_STATED TASK:_ Could you repeat the stock-trading text word for word from "Don’t Second Guess" to "and decisive moves."?

When it comes to money we all tend to get pretty emotional out there. I’m not saying to
become a robot, but having a plan to fall back on instead of just relying on your
emotions is pretty important. Keeping to your desired outcome will also beneﬁt you over
the long haul. I would lean more on the side of stability than on gambling. Sure, take a
risk once in a while, but overall I encourage you to stick to the script.
Don’t Second Guess Yourself
With a plan in place and proper assessment of each stock trade you undertake it’s
important to not psychologically second-guess yourself. Sometimes traders will get
pretty uptight when it comes time to pull the trigger. It could be a lack of conﬁdence in
their position, bad math, or any number of things. If you’ve put in the work on a
particular trade don’t be afraid to succeed. Professional athletes talk about this all the
time. All the preparation in the world doesn’t mean anything if you don’t just get out
there and play the game.
Trust in yourself. The stock market, and particularly the OTC markets move much too
quickly to not make pointed and decisive moves.

_DATA EXTRACT:_
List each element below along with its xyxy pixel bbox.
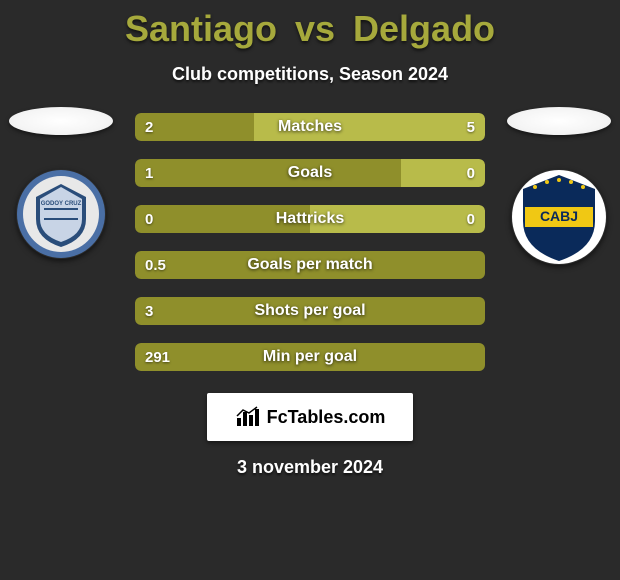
svg-text:GODOY CRUZ: GODOY CRUZ bbox=[41, 201, 82, 207]
stat-left-value: 0.5 bbox=[135, 251, 485, 279]
branding-badge[interactable]: FcTables.com bbox=[207, 393, 413, 441]
player-b-column: CABJ bbox=[504, 107, 614, 265]
player-a-silhouette bbox=[9, 107, 113, 135]
stat-left-value: 3 bbox=[135, 297, 485, 325]
crest-a-icon: GODOY CRUZ bbox=[16, 169, 106, 259]
player-b-silhouette bbox=[507, 107, 611, 135]
subtitle: Club competitions, Season 2024 bbox=[0, 64, 620, 85]
stat-row: 291Min per goal bbox=[135, 343, 485, 371]
stat-left-value: 0 bbox=[135, 205, 310, 233]
comparison-content: GODOY CRUZ CABJ 25Matches 10Goals 00Hattri… bbox=[0, 113, 620, 371]
player-a-name: Santiago bbox=[125, 8, 277, 50]
stat-right-value: 0 bbox=[401, 159, 485, 187]
page-title: Santiago vs Delgado bbox=[0, 0, 620, 50]
stat-row: 0.5Goals per match bbox=[135, 251, 485, 279]
stat-left-value: 2 bbox=[135, 113, 254, 141]
date-label: 3 november 2024 bbox=[0, 457, 620, 478]
stat-row: 00Hattricks bbox=[135, 205, 485, 233]
crest-b-icon: CABJ bbox=[511, 169, 607, 265]
stat-left-value: 291 bbox=[135, 343, 485, 371]
stat-row: 25Matches bbox=[135, 113, 485, 141]
player-a-column: GODOY CRUZ bbox=[6, 107, 116, 259]
player-b-club-crest: CABJ bbox=[511, 169, 607, 265]
stat-bars: 25Matches 10Goals 00Hattricks 0.5Goals per … bbox=[135, 113, 485, 371]
branding-text: FcTables.com bbox=[267, 407, 386, 428]
player-a-club-crest: GODOY CRUZ bbox=[16, 169, 106, 259]
stat-right-value: 5 bbox=[254, 113, 485, 141]
stat-right-value: 0 bbox=[310, 205, 485, 233]
svg-text:CABJ: CABJ bbox=[540, 208, 578, 224]
stat-left-value: 1 bbox=[135, 159, 401, 187]
stat-row: 3Shots per goal bbox=[135, 297, 485, 325]
vs-label: vs bbox=[295, 8, 335, 50]
bar-chart-icon bbox=[235, 406, 261, 428]
stat-row: 10Goals bbox=[135, 159, 485, 187]
player-b-name: Delgado bbox=[353, 8, 495, 50]
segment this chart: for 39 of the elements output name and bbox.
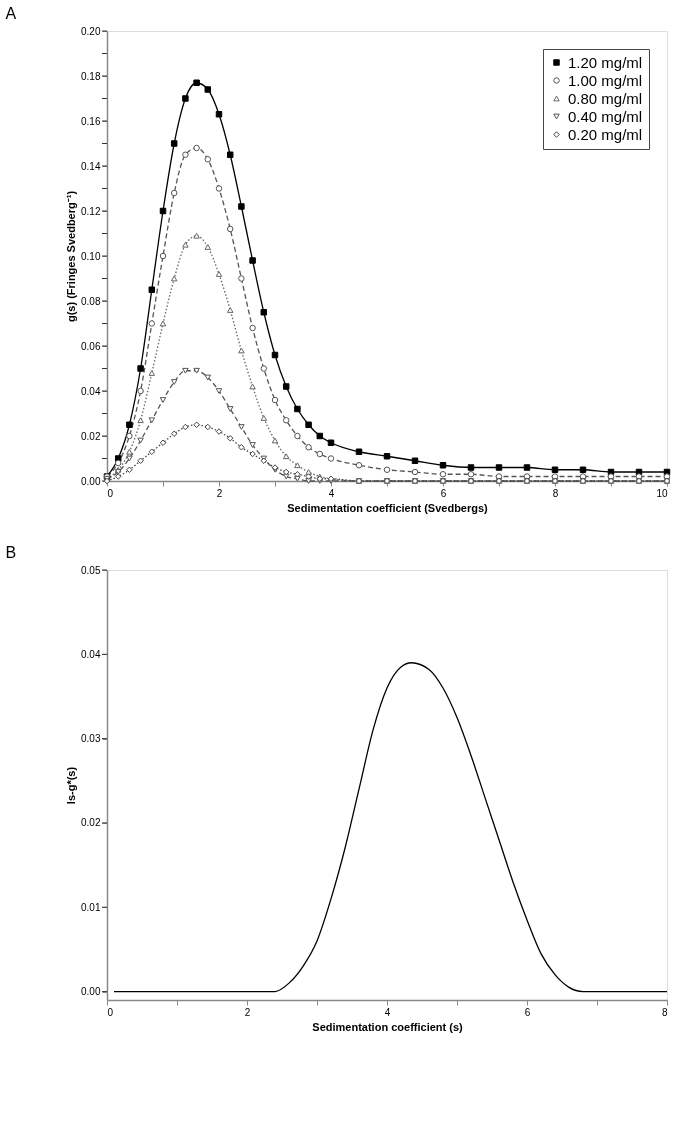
y-axis-title: ls-g*(s) — [65, 766, 78, 805]
y-tick-label: 0.00 — [81, 475, 101, 487]
y-tick-label: 0.20 — [81, 25, 101, 37]
legend-label: 0.80 mg/ml — [568, 89, 643, 107]
y-tick-label: 0.02 — [81, 817, 101, 829]
chart-title: B — [5, 544, 17, 561]
x-tick-label: 4 — [328, 487, 335, 499]
legend-label: 0.20 mg/ml — [568, 125, 643, 143]
x-tick-label: 0 — [107, 1006, 114, 1018]
y-tick-label: 0.14 — [81, 160, 101, 172]
y-tick-label: 0.12 — [81, 205, 101, 217]
y-tick-label: 0.02 — [81, 430, 101, 442]
y-tick-label: 0.00 — [81, 986, 101, 998]
x-tick-label: 6 — [524, 1006, 531, 1018]
y-axis-title: g(s) (Fringes Svedberg⁻¹) — [65, 190, 78, 323]
legend-label: 0.40 mg/ml — [568, 107, 643, 125]
y-tick-label: 0.04 — [81, 385, 101, 397]
legend-label: 1.20 mg/ml — [568, 53, 643, 71]
x-tick-label: 10 — [656, 487, 668, 499]
y-tick-label: 0.05 — [81, 564, 101, 576]
x-axis-title: Sedimentation coefficient (s) — [312, 1020, 464, 1033]
x-tick-label: 0 — [107, 487, 114, 499]
legend-label: 1.00 mg/ml — [568, 71, 643, 89]
x-tick-label: 8 — [661, 1006, 668, 1018]
y-tick-label: 0.18 — [81, 70, 101, 82]
y-tick-label: 0.08 — [81, 295, 101, 307]
x-tick-label: 2 — [216, 487, 223, 499]
y-tick-label: 0.06 — [81, 340, 101, 352]
chart-title: A — [5, 5, 17, 22]
x-tick-label: 2 — [244, 1006, 251, 1018]
x-tick-label: 8 — [552, 487, 559, 499]
x-tick-label: 6 — [440, 487, 447, 499]
y-tick-label: 0.10 — [81, 250, 101, 262]
y-tick-label: 0.04 — [81, 648, 101, 660]
x-tick-label: 4 — [384, 1006, 391, 1018]
y-tick-label: 0.16 — [81, 115, 101, 127]
y-tick-label: 0.03 — [81, 733, 101, 745]
y-tick-label: 0.01 — [81, 901, 101, 913]
x-axis-title: Sedimentation coefficient (Svedbergs) — [287, 501, 489, 514]
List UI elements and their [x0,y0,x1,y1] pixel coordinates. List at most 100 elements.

_TASK RESULT:_
Don’t Second Guess Yourself
With a plan in place and proper assessment of each stock trade you undertake it’s
important to not psychologically second-guess yourself. Sometimes traders will get
pretty uptight when it comes time to pull the trigger. It could be a lack of conﬁdence in
their position, bad math, or any number of things. If you’ve put in the work on a
particular trade don’t be afraid to succeed. Professional athletes talk about this all the
time. All the preparation in the world doesn’t mean anything if you don’t just get out
there and play the game.
Trust in yourself. The stock market, and particularly the OTC markets move much too
quickly to not make pointed and decisive moves.